• **Stored data**

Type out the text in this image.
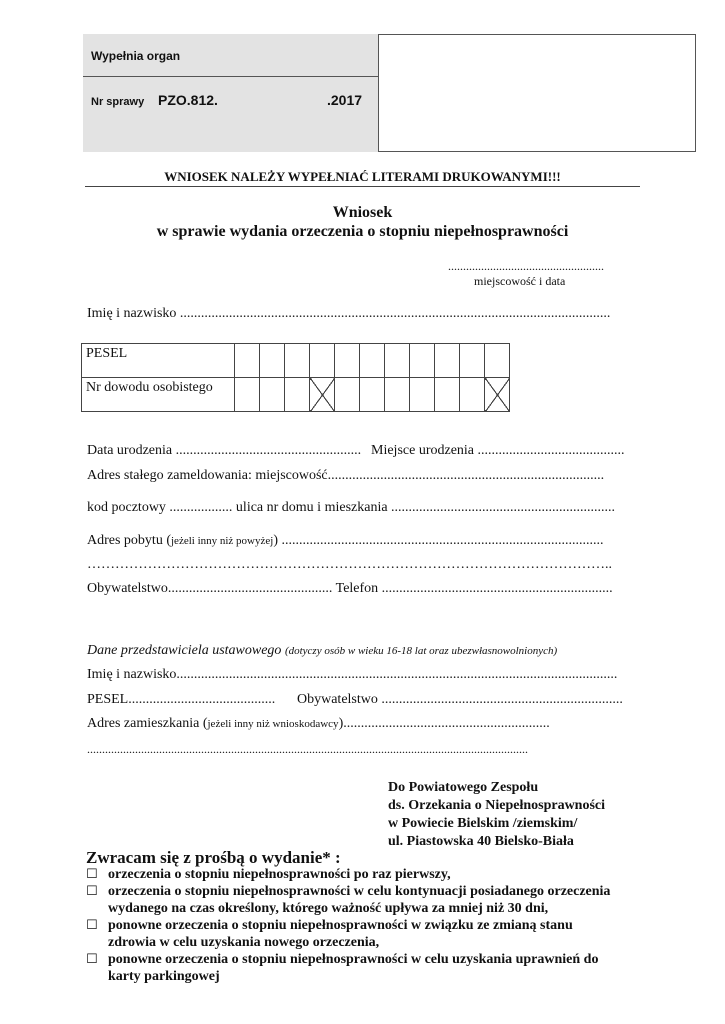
Wypełnia organ
Nr sprawy PZO.812.	.2017
WNIOSEK NALEŻY WYPEŁNIAĆ LITERAMI DRUKOWANYMI!!!
Wniosek
w sprawie wydania orzeczenia o stopniu niepełnosprawności
....................................................
miejscowość i data
Imię i nazwisko ...........................................................................................................................
PESEL											
Nr dowodu osobistego											
Data urodzenia ..................................................... Miejsce urodzenia ..........................................
Adres stałego zameldowania: miejscowość...............................................................................
kod pocztowy .................. ulica nr domu i mieszkania ................................................................
Adres pobytu (jeżeli inny niż powyżej) ............................................................................................
…………………………………………………………………………………………………..
Obywatelstwo............................................... Telefon ..................................................................
Dane przedstawiciela ustawowego (dotyczy osób w wieku 16-18 lat oraz ubezwłasnowolnionych)
Imię i nazwisko..............................................................................................................................
PESEL.......................................... Obywatelstwo .....................................................................
Adres zamieszkania (jeżeli inny niż wnioskodawcy)...........................................................
...................................................................................................................................................
Do Powiatowego Zespołu
ds. Orzekania o Niepełnosprawności
w Powiecie Bielskim /ziemskim/
ul. Piastowska 40 Bielsko-Biała
Zwracam się z prośbą o wydanie* :
☐ orzeczenia o stopniu niepełnosprawności po raz pierwszy,
☐ orzeczenia o stopniu niepełnosprawności w celu kontynuacji posiadanego orzeczenia
wydanego na czas określony, którego ważność upływa za mniej niż 30 dni,
☐ ponowne orzeczenia o stopniu niepełnosprawności w związku ze zmianą stanu
zdrowia w celu uzyskania nowego orzeczenia,
☐ ponowne orzeczenia o stopniu niepełnosprawności w celu uzyskania uprawnień do
karty parkingowej
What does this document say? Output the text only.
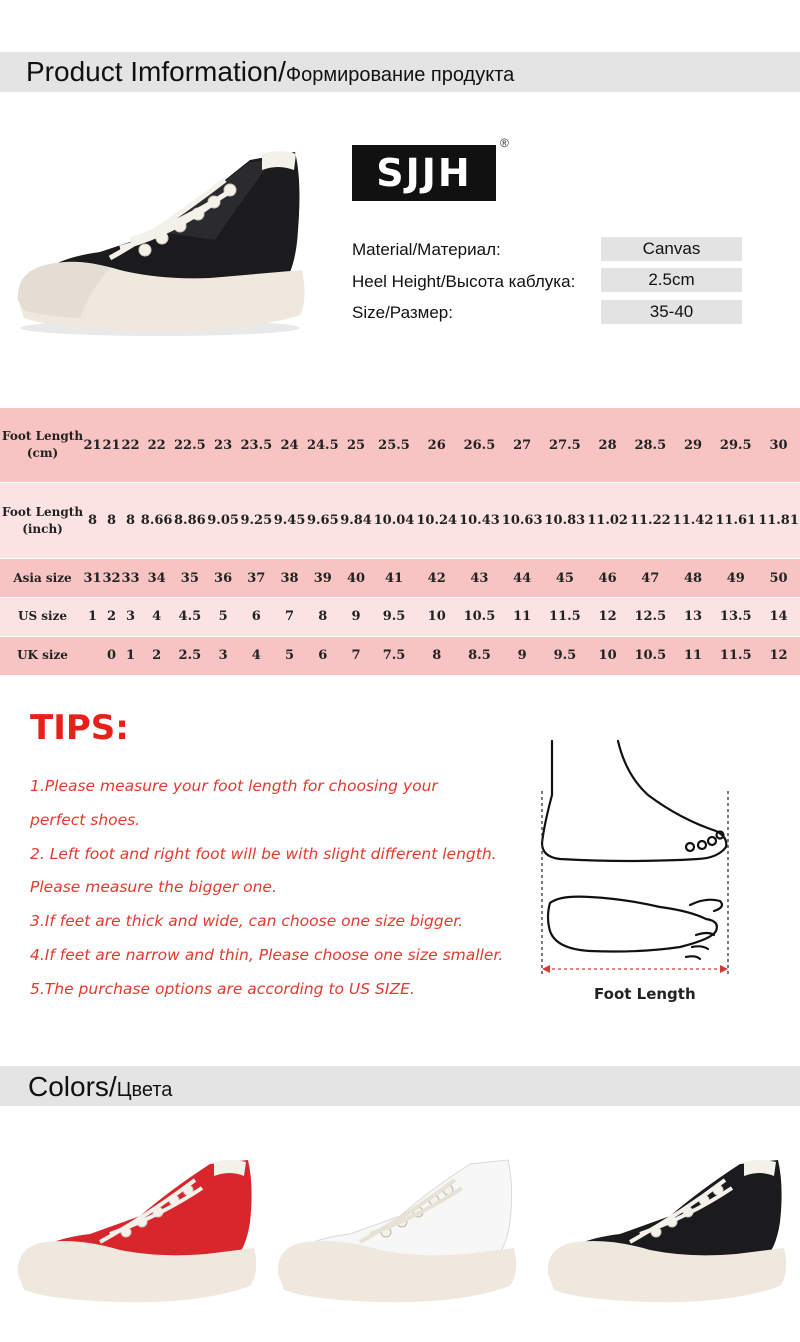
Product Imformation/Формирование продукта
SJJH
®
Material/Материал:	Canvas
Heel Height/Высота каблука:	2.5cm
Size/Размер:	35-40
Foot Length
(cm)	21	21	22	22	22.5	23	23.5	24	24.5	25	25.5	26	26.5	27	27.5	28	28.5	29	29.5	30

Foot Length
(inch)	8	8	8	8.66	8.86	9.05	9.25	9.45	9.65	9.84	10.04	10.24	10.43	10.63	10.83	11.02	11.22	11.42	11.61	11.81

Asia size	31	32	33	34	35	36	37	38	39	40	41	42	43	44	45	46	47	48	49	50

US size	1	2	3	4	4.5	5	6	7	8	9	9.5	10	10.5	11	11.5	12	12.5	13	13.5	14

UK size		0	1	2	2.5	3	4	5	6	7	7.5	8	8.5	9	9.5	10	10.5	11	11.5	12
TIPS:
1.Please measure your foot length for choosing your
perfect shoes.
2. Left foot and right foot will be with slight different length.
Please measure the bigger one.
3.If feet are thick and wide, can choose one size bigger.
4.If feet are narrow and thin, Please choose one size smaller.
5.The purchase options are according to US SIZE.	Foot Length
Colors/Цвета
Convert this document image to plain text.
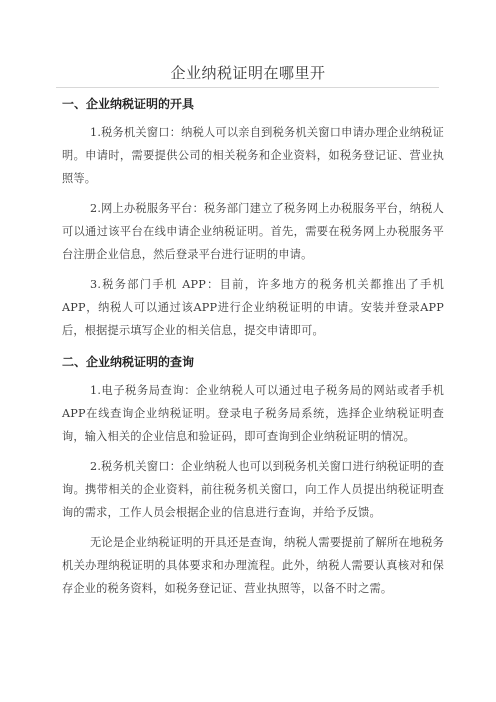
企业纳税证明在哪里开
一、企业纳税证明的开具

1.税务机关窗口：纳税人可以亲自到税务机关窗口申请办理企业纳税证明。申请时，需要提供公司的相关税务和企业资料，如税务登记证、营业执照等。

2.网上办税服务平台：税务部门建立了税务网上办税服务平台，纳税人可以通过该平台在线申请企业纳税证明。首先，需要在税务网上办税服务平台注册企业信息，然后登录平台进行证明的申请。

3.税务部门手机 APP：目前，许多地方的税务机关都推出了手机 APP，纳税人可以通过该APP进行企业纳税证明的申请。安装并登录APP后，根据提示填写企业的相关信息，提交申请即可。

二、企业纳税证明的查询

1.电子税务局查询：企业纳税人可以通过电子税务局的网站或者手机APP在线查询企业纳税证明。登录电子税务局系统，选择企业纳税证明查询，输入相关的企业信息和验证码，即可查询到企业纳税证明的情况。

2.税务机关窗口：企业纳税人也可以到税务机关窗口进行纳税证明的查询。携带相关的企业资料，前往税务机关窗口，向工作人员提出纳税证明查询的需求，工作人员会根据企业的信息进行查询，并给予反馈。

无论是企业纳税证明的开具还是查询，纳税人需要提前了解所在地税务机关办理纳税证明的具体要求和办理流程。此外，纳税人需要认真核对和保存企业的税务资料，如税务登记证、营业执照等，以备不时之需。
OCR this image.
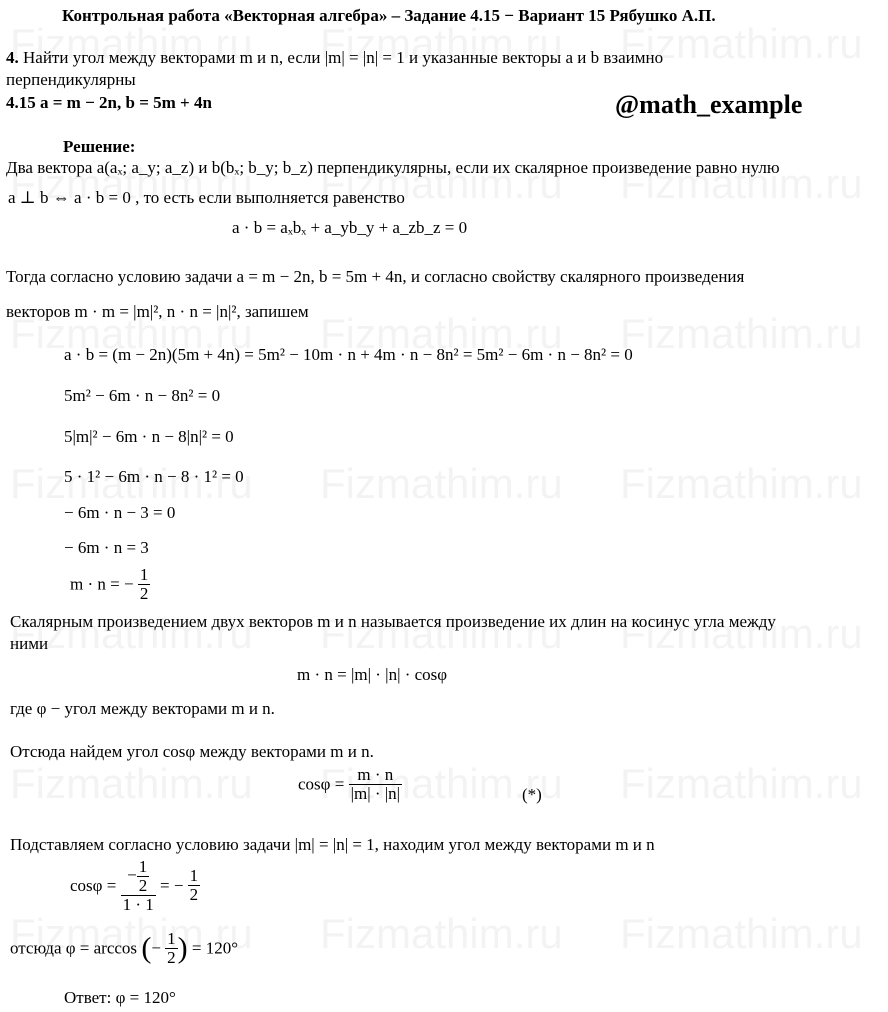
Контрольная работа «Векторная алгебра» – Задание 4.15 − Вариант 15 Рябушко А.П.
4. Найти угол между векторами m и n, если |m| = |n| = 1 и указанные векторы a и b взаимно
перпендикулярны
4.15 a = m − 2n, b = 5m + 4n	@math_example
Решение:
Два вектора a(aₓ; a_y; a_z) и b(bₓ; b_y; b_z) перпендикулярны, если их скалярное произведение равно нулю
a ⊥ b ⇔ a · b = 0 , то есть если выполняется равенство
a · b = aₓbₓ + a_yb_y + a_zb_z = 0
Тогда согласно условию задачи a = m − 2n, b = 5m + 4n, и согласно свойству скалярного произведения
векторов m · m = |m|², n · n = |n|², запишем
a · b = (m − 2n)(5m + 4n) = 5m² − 10m · n + 4m · n − 8n² = 5m² − 6m · n − 8n² = 0
5m² − 6m · n − 8n² = 0
5|m|² − 6m · n − 8|n|² = 0
5 · 1² − 6m · n − 8 · 1² = 0
− 6m · n − 3 = 0
− 6m · n = 3
m · n = − $\frac{1}{2}$
Скалярным произведением двух векторов m и n называется произведение их длин на косинус угла между
ними
m · n = |m| · |n| · cosφ
где φ − угол между векторами m и n.
Отсюда найдем угол cosφ между векторами m и n.
$\cos\varphi = \frac{m \cdot n}{|m| \cdot |n|}$	(*)
Подставляем согласно условию задачи |m| = |n| = 1, находим угол между векторами m и n
$\cos\varphi = \frac{- \frac{1}{2}}{1 \cdot 1}$ = − $\frac{1}{2}$
отсюда φ = arccos (− $\frac{1}{2}$ ) = 120°
Ответ: φ = 120°
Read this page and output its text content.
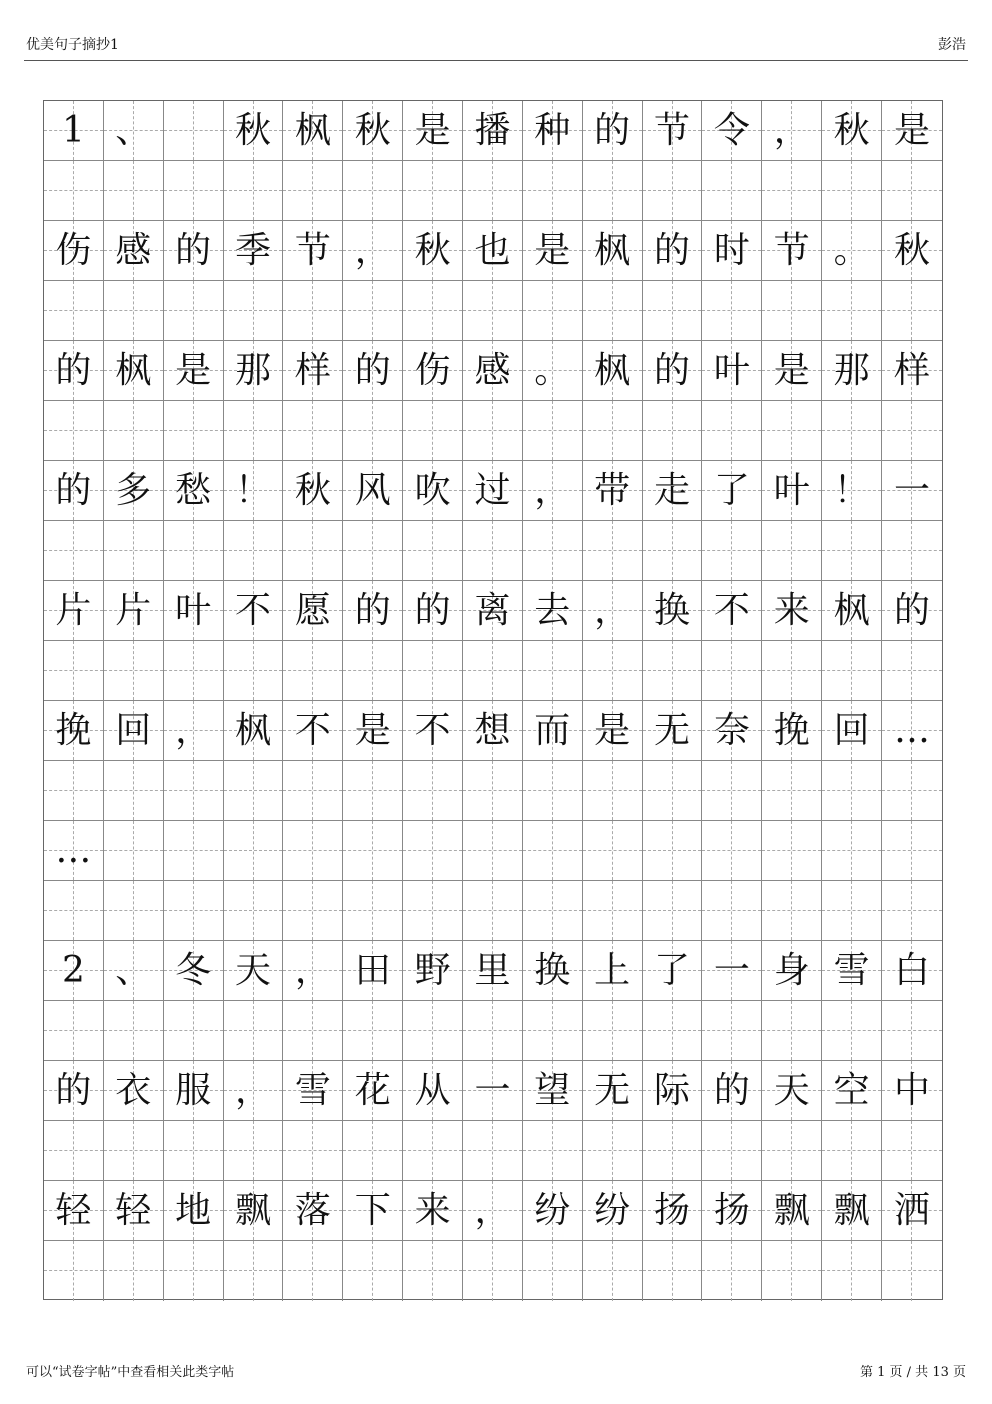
优美句子摘抄1	彭浩
1 、 秋 枫 秋 是 播 种 的 节 令 ， 秋 是
伤 感 的 季 节 ， 秋 也 是 枫 的 时 节 。 秋
的 枫 是 那 样 的 伤 感 。 枫 的 叶 是 那 样
的 多 愁 ！ 秋 风 吹 过 ， 带 走 了 叶 ！ 一
片 片 叶 不 愿 的 的 离 去 ， 换 不 来 枫 的
挽 回 ， 枫 不 是 不 想 而 是 无 奈 挽 回 …
…
2 、 冬 天 ， 田 野 里 换 上 了 一 身 雪 白
的 衣 服 ， 雪 花 从 一 望 无 际 的 天 空 中
轻 轻 地 飘 落 下 来 ， 纷 纷 扬 扬 飘 飘 洒
可以“试卷字帖”中查看相关此类字帖	第 1 页 / 共 13 页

• **Task goal**
Show all lines from the records above where the word "measure" occurs.

• **Finished task**
1.Please measure your foot length for choosing your
Please measure the bigger one.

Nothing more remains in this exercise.